## BEGIN SUPPLIED DATA
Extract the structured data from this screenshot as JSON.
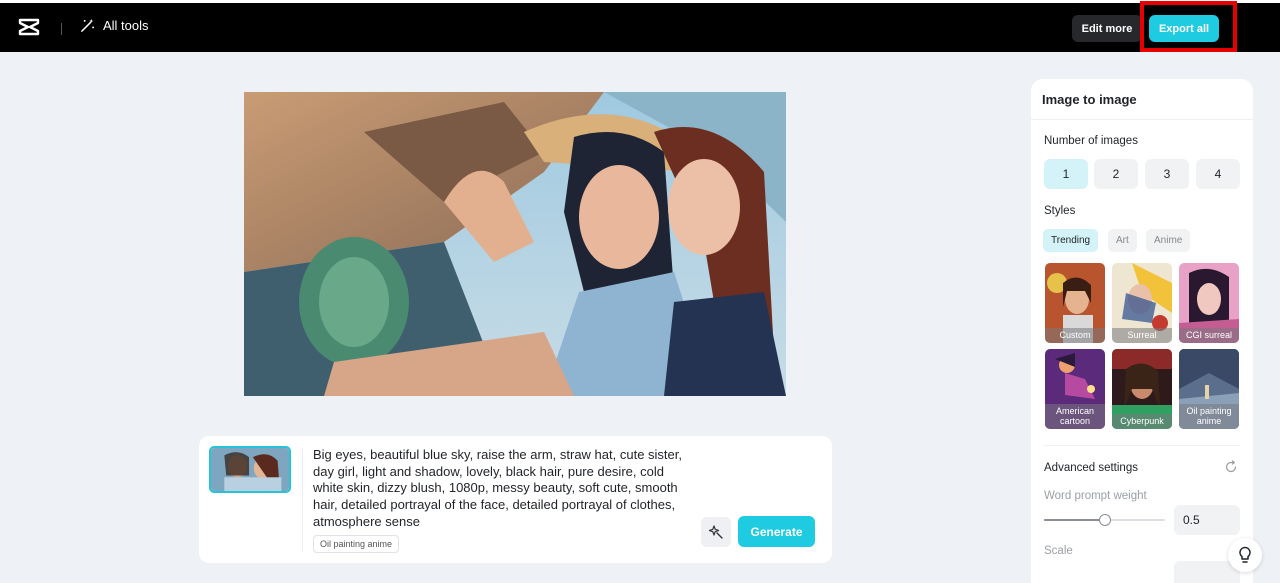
{
  "header": {
    "logo_icon": "capcut-logo-icon",
    "all_tools_label": "All tools",
    "edit_more_label": "Edit more",
    "export_all_label": "Export all",
    "accent_color": "#1ecbe1",
    "highlight_color": "#e60000"
  },
  "prompt": {
    "text": "Big eyes, beautiful blue sky, raise the arm, straw hat, cute sister, day girl, light and shadow, lovely, black hair, pure desire, cold white skin, dizzy blush, 1080p, messy beauty, soft cute, smooth hair, detailed portrayal of the face, detailed portrayal of clothes, atmosphere sense",
    "style_chip": "Oil painting anime",
    "generate_label": "Generate"
  },
  "panel": {
    "title": "Image to image",
    "number_label": "Number of images",
    "numbers": [
      "1",
      "2",
      "3",
      "4"
    ],
    "selected_number": "1",
    "styles_label": "Styles",
    "style_tabs": [
      "Trending",
      "Art",
      "Anime"
    ],
    "active_tab": "Trending",
    "style_tiles": [
      {
        "label": "Custom"
      },
      {
        "label": "Surreal"
      },
      {
        "label": "CGI surreal"
      },
      {
        "label": "American cartoon"
      },
      {
        "label": "Cyberpunk"
      },
      {
        "label": "Oil painting anime"
      }
    ],
    "selected_style": "Oil painting anime",
    "advanced_label": "Advanced settings",
    "word_prompt_weight_label": "Word prompt weight",
    "word_prompt_weight_value": "0.5",
    "scale_label": "Scale"
  }
}
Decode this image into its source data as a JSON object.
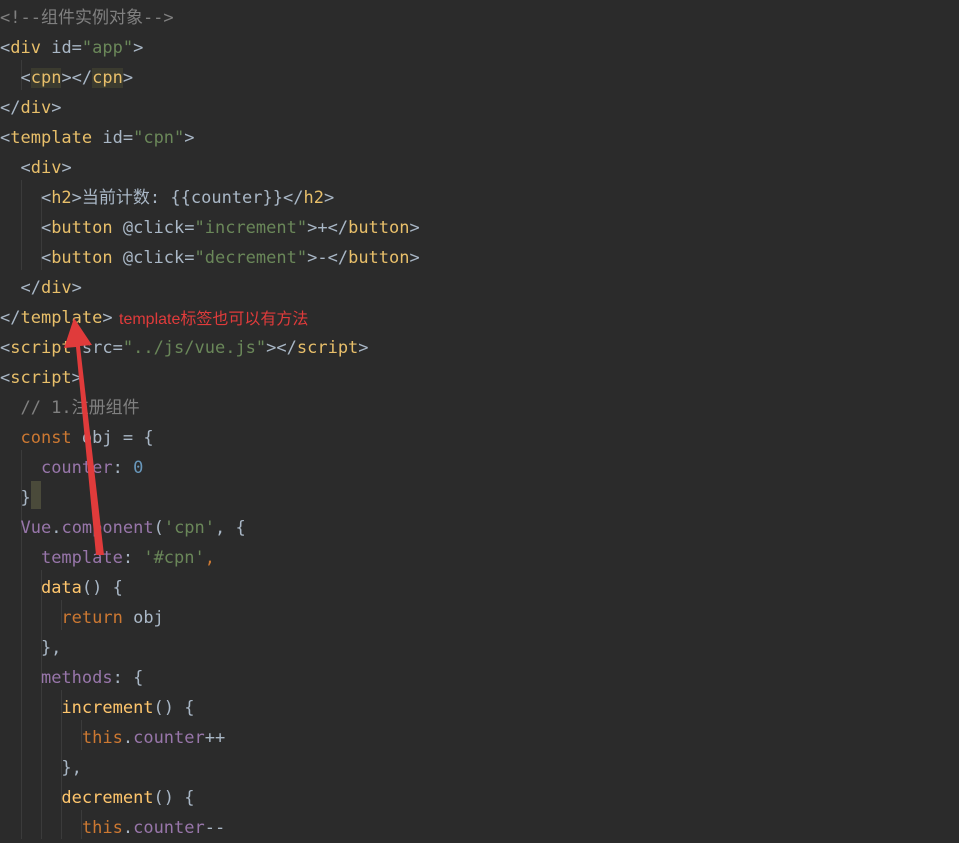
{
  "editor": {
    "lines": [
      [
        {
          "t": "<!--组件实例对象-->",
          "c": "comment"
        }
      ],
      [
        {
          "t": "<",
          "c": "tagbr"
        },
        {
          "t": "div",
          "c": "tag"
        },
        {
          "t": " id=",
          "c": "attr"
        },
        {
          "t": "\"app\"",
          "c": "str"
        },
        {
          "t": ">",
          "c": "tagbr"
        }
      ],
      [
        {
          "t": "  <",
          "c": "tagbr"
        },
        {
          "t": "cpn",
          "c": "tag",
          "hl": true
        },
        {
          "t": "></",
          "c": "tagbr"
        },
        {
          "t": "cpn",
          "c": "tag",
          "hl": true
        },
        {
          "t": ">",
          "c": "tagbr"
        }
      ],
      [
        {
          "t": "</",
          "c": "tagbr"
        },
        {
          "t": "div",
          "c": "tag"
        },
        {
          "t": ">",
          "c": "tagbr"
        }
      ],
      [
        {
          "t": "<",
          "c": "tagbr"
        },
        {
          "t": "template",
          "c": "tag"
        },
        {
          "t": " id=",
          "c": "attr"
        },
        {
          "t": "\"cpn\"",
          "c": "str"
        },
        {
          "t": ">",
          "c": "tagbr"
        }
      ],
      [
        {
          "t": "  <",
          "c": "tagbr"
        },
        {
          "t": "div",
          "c": "tag"
        },
        {
          "t": ">",
          "c": "tagbr"
        }
      ],
      [
        {
          "t": "    <",
          "c": "tagbr"
        },
        {
          "t": "h2",
          "c": "tag"
        },
        {
          "t": ">",
          "c": "tagbr"
        },
        {
          "t": "当前计数: {{counter}}",
          "c": "default"
        },
        {
          "t": "</",
          "c": "tagbr"
        },
        {
          "t": "h2",
          "c": "tag"
        },
        {
          "t": ">",
          "c": "tagbr"
        }
      ],
      [
        {
          "t": "    <",
          "c": "tagbr"
        },
        {
          "t": "button",
          "c": "tag"
        },
        {
          "t": " @click=",
          "c": "attr"
        },
        {
          "t": "\"increment\"",
          "c": "str"
        },
        {
          "t": ">",
          "c": "tagbr"
        },
        {
          "t": "+",
          "c": "default"
        },
        {
          "t": "</",
          "c": "tagbr"
        },
        {
          "t": "button",
          "c": "tag"
        },
        {
          "t": ">",
          "c": "tagbr"
        }
      ],
      [
        {
          "t": "    <",
          "c": "tagbr"
        },
        {
          "t": "button",
          "c": "tag"
        },
        {
          "t": " @click=",
          "c": "attr"
        },
        {
          "t": "\"decrement\"",
          "c": "str"
        },
        {
          "t": ">",
          "c": "tagbr"
        },
        {
          "t": "-",
          "c": "default"
        },
        {
          "t": "</",
          "c": "tagbr"
        },
        {
          "t": "button",
          "c": "tag"
        },
        {
          "t": ">",
          "c": "tagbr"
        }
      ],
      [
        {
          "t": "  </",
          "c": "tagbr"
        },
        {
          "t": "div",
          "c": "tag"
        },
        {
          "t": ">",
          "c": "tagbr"
        }
      ],
      [
        {
          "t": "</",
          "c": "tagbr"
        },
        {
          "t": "template",
          "c": "tag"
        },
        {
          "t": ">",
          "c": "tagbr"
        }
      ],
      [
        {
          "t": "<",
          "c": "tagbr"
        },
        {
          "t": "script",
          "c": "tag"
        },
        {
          "t": " src=",
          "c": "attr"
        },
        {
          "t": "\"../js/vue.js\"",
          "c": "str"
        },
        {
          "t": "></",
          "c": "tagbr"
        },
        {
          "t": "script",
          "c": "tag"
        },
        {
          "t": ">",
          "c": "tagbr"
        }
      ],
      [
        {
          "t": "<",
          "c": "tagbr"
        },
        {
          "t": "script",
          "c": "tag"
        },
        {
          "t": ">",
          "c": "tagbr"
        }
      ],
      [
        {
          "t": "  // 1.注册组件",
          "c": "comment"
        }
      ],
      [
        {
          "t": "  ",
          "c": "default"
        },
        {
          "t": "const",
          "c": "kw"
        },
        {
          "t": " obj = {",
          "c": "default"
        }
      ],
      [
        {
          "t": "    ",
          "c": "default"
        },
        {
          "t": "counter",
          "c": "prop"
        },
        {
          "t": ": ",
          "c": "default"
        },
        {
          "t": "0",
          "c": "num"
        }
      ],
      [
        {
          "t": "  }",
          "c": "default"
        }
      ],
      [
        {
          "t": "  ",
          "c": "default"
        },
        {
          "t": "Vue",
          "c": "prop"
        },
        {
          "t": ".",
          "c": "default"
        },
        {
          "t": "component",
          "c": "prop"
        },
        {
          "t": "(",
          "c": "default"
        },
        {
          "t": "'cpn'",
          "c": "str"
        },
        {
          "t": ", {",
          "c": "default"
        }
      ],
      [
        {
          "t": "    ",
          "c": "default"
        },
        {
          "t": "template",
          "c": "prop"
        },
        {
          "t": ": ",
          "c": "default"
        },
        {
          "t": "'#cpn'",
          "c": "str"
        },
        {
          "t": ",",
          "c": "kw"
        }
      ],
      [
        {
          "t": "    ",
          "c": "default"
        },
        {
          "t": "data",
          "c": "fn"
        },
        {
          "t": "() {",
          "c": "default"
        }
      ],
      [
        {
          "t": "      ",
          "c": "default"
        },
        {
          "t": "return",
          "c": "kw"
        },
        {
          "t": " obj",
          "c": "default"
        }
      ],
      [
        {
          "t": "    },",
          "c": "default"
        }
      ],
      [
        {
          "t": "    ",
          "c": "default"
        },
        {
          "t": "methods",
          "c": "prop"
        },
        {
          "t": ": {",
          "c": "default"
        }
      ],
      [
        {
          "t": "      ",
          "c": "default"
        },
        {
          "t": "increment",
          "c": "fn"
        },
        {
          "t": "() {",
          "c": "default"
        }
      ],
      [
        {
          "t": "        ",
          "c": "default"
        },
        {
          "t": "this",
          "c": "this"
        },
        {
          "t": ".",
          "c": "default"
        },
        {
          "t": "counter",
          "c": "field"
        },
        {
          "t": "++",
          "c": "default"
        }
      ],
      [
        {
          "t": "      },",
          "c": "default"
        }
      ],
      [
        {
          "t": "      ",
          "c": "default"
        },
        {
          "t": "decrement",
          "c": "fn"
        },
        {
          "t": "() {",
          "c": "default"
        }
      ],
      [
        {
          "t": "        ",
          "c": "default"
        },
        {
          "t": "this",
          "c": "this"
        },
        {
          "t": ".",
          "c": "default"
        },
        {
          "t": "counter",
          "c": "field"
        },
        {
          "t": "--",
          "c": "default"
        }
      ]
    ]
  },
  "annotation": {
    "text": "template标签也可以有方法",
    "color": "#e03b3b"
  },
  "theme": {
    "background": "#2b2b2b"
  }
}
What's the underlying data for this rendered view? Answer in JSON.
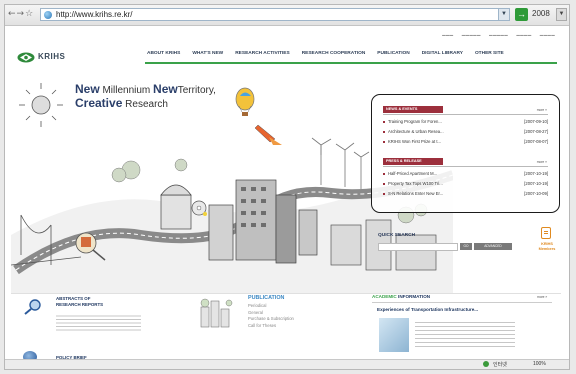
## END SUPPLIED DATA
(YOUR TASK): Every line of the records that includes the word "text" should be gathered.

(CORRECT RESULT):
    "text": "Big eyes, beautiful blue sky, raise the arm, straw hat, cute sister, day girl, light and shadow, lovely, black hair, pure desire, cold white skin, dizzy blush, 1080p, messy beauty, soft cute, smooth hair, detailed portrayal of the face, detailed portrayal of clothes, atmosphere sense",
    "text": "template标签也可以有方法",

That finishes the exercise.